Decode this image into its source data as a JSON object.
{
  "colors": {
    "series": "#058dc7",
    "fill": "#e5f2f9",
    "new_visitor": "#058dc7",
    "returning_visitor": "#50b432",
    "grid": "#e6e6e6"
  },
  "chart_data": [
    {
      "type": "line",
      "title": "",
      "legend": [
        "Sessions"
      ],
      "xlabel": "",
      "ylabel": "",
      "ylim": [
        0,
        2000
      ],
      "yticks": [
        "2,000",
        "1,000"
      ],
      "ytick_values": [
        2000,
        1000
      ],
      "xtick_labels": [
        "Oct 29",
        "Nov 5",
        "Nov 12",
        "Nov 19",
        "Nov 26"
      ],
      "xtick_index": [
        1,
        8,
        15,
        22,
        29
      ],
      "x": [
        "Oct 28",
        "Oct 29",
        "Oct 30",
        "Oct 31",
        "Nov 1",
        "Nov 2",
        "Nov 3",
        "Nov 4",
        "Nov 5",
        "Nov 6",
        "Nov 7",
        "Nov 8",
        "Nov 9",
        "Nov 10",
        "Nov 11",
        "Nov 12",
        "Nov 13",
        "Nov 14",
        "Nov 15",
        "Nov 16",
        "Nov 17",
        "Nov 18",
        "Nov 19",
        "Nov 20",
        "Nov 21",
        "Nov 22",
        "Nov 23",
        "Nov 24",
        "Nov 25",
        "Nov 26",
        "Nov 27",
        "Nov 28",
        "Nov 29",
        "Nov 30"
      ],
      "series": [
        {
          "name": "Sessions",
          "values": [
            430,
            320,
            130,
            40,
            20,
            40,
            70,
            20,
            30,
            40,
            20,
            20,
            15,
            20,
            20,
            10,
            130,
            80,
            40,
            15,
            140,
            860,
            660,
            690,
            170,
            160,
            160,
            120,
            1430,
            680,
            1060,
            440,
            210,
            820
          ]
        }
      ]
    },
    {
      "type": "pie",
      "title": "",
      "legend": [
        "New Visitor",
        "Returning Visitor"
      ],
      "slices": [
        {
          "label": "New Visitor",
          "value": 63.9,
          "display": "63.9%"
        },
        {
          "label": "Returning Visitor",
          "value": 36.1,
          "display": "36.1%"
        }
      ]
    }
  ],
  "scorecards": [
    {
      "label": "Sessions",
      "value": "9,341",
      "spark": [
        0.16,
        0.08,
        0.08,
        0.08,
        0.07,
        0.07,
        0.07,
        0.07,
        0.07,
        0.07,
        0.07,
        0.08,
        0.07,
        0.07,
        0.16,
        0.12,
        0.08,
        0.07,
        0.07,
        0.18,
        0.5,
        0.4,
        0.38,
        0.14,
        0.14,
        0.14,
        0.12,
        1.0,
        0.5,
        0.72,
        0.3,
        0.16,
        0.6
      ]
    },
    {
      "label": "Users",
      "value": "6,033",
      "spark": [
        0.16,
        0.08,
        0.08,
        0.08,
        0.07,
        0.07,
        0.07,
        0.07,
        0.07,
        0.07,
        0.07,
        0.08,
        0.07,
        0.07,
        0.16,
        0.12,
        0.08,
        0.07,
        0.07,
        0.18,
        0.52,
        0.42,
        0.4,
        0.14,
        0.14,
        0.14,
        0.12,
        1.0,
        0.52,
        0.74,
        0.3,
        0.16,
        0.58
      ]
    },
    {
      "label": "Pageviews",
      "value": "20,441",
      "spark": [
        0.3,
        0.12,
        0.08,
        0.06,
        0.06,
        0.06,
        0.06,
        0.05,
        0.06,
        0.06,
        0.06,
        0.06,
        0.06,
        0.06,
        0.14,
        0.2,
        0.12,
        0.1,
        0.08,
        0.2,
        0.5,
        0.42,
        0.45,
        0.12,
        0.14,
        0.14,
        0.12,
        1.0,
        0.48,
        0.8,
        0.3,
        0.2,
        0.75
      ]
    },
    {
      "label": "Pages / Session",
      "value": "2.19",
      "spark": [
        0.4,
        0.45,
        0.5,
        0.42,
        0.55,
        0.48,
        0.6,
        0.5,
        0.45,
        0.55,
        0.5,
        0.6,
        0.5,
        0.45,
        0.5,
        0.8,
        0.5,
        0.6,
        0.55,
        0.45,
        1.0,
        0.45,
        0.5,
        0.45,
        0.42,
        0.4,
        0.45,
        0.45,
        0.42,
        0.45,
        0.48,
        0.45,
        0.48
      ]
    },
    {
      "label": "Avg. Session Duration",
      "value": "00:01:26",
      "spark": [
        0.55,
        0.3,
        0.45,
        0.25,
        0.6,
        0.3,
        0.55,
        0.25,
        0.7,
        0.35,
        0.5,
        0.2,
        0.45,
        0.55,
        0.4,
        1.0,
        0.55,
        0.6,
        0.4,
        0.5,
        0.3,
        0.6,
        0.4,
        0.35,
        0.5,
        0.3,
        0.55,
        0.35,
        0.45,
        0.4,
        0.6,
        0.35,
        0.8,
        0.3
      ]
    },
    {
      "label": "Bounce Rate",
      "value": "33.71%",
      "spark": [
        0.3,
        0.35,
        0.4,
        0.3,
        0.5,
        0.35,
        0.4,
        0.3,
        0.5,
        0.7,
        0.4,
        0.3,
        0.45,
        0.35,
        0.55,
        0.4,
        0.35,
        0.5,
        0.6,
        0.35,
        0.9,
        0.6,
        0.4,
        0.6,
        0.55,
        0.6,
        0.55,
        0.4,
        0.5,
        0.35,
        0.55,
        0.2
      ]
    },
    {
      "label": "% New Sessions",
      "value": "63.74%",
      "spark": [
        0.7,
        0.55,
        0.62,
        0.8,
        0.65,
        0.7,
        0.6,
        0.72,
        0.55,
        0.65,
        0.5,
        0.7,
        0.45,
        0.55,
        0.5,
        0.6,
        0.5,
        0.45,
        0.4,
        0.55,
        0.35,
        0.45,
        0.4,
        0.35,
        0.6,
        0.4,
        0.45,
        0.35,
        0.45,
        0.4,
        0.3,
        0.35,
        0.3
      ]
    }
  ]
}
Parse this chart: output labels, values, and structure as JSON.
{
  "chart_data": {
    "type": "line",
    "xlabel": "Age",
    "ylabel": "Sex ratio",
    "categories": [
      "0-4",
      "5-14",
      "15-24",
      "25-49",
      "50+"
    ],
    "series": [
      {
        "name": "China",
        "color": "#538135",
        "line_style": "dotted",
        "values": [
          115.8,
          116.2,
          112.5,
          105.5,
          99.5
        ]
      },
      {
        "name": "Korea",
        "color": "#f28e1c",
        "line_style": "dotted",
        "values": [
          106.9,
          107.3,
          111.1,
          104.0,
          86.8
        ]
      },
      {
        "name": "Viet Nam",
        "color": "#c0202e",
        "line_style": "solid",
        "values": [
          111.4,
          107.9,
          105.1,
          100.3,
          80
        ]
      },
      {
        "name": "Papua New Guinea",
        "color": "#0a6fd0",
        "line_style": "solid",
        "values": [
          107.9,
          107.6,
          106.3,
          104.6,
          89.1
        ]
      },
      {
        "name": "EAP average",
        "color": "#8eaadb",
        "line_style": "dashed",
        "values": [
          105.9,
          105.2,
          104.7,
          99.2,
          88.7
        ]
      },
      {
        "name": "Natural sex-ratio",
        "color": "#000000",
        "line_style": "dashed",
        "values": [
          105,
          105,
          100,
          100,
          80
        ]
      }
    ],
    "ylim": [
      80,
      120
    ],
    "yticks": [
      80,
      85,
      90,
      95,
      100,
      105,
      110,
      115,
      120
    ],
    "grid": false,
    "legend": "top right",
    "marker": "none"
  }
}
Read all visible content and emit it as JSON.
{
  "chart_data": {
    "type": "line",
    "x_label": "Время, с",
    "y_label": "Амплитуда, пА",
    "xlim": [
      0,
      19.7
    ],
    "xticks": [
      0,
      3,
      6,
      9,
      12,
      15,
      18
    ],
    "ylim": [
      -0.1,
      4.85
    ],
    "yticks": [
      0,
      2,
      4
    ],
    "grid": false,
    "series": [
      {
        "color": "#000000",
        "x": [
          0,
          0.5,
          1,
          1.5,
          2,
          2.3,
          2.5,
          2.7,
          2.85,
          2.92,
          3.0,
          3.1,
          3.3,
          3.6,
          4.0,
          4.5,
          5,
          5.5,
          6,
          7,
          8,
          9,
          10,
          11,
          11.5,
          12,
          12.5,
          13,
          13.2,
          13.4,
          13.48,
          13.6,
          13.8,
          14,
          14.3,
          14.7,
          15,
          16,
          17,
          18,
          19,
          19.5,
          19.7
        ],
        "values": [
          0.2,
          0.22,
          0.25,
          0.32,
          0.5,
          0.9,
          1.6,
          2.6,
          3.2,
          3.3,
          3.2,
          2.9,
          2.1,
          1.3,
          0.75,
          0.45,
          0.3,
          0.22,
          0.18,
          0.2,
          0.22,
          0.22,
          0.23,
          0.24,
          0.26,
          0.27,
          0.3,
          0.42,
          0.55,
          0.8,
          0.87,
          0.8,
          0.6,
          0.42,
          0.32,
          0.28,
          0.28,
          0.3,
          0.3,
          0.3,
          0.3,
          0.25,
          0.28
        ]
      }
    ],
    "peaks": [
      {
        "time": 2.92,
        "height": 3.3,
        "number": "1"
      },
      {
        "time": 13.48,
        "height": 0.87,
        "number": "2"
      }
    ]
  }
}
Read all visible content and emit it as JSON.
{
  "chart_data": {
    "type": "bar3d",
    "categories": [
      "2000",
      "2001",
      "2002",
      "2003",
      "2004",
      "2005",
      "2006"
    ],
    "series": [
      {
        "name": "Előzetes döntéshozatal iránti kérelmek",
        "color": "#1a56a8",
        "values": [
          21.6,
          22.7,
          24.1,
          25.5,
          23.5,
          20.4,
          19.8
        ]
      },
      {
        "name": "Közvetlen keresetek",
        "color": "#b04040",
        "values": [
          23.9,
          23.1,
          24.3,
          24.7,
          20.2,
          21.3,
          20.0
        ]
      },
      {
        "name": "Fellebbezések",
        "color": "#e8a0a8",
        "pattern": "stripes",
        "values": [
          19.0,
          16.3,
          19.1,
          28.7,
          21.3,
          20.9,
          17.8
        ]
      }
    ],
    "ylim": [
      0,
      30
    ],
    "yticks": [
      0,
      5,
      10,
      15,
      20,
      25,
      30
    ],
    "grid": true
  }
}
....
Your task is to collect every line above that contains the word "JSON".

### TASK RESPONSE
Decode this image into its source data as a JSON object.
Parse this chart: output labels, values, and structure as JSON.
Read all visible content and emit it as JSON.
Read all visible content and emit it as JSON.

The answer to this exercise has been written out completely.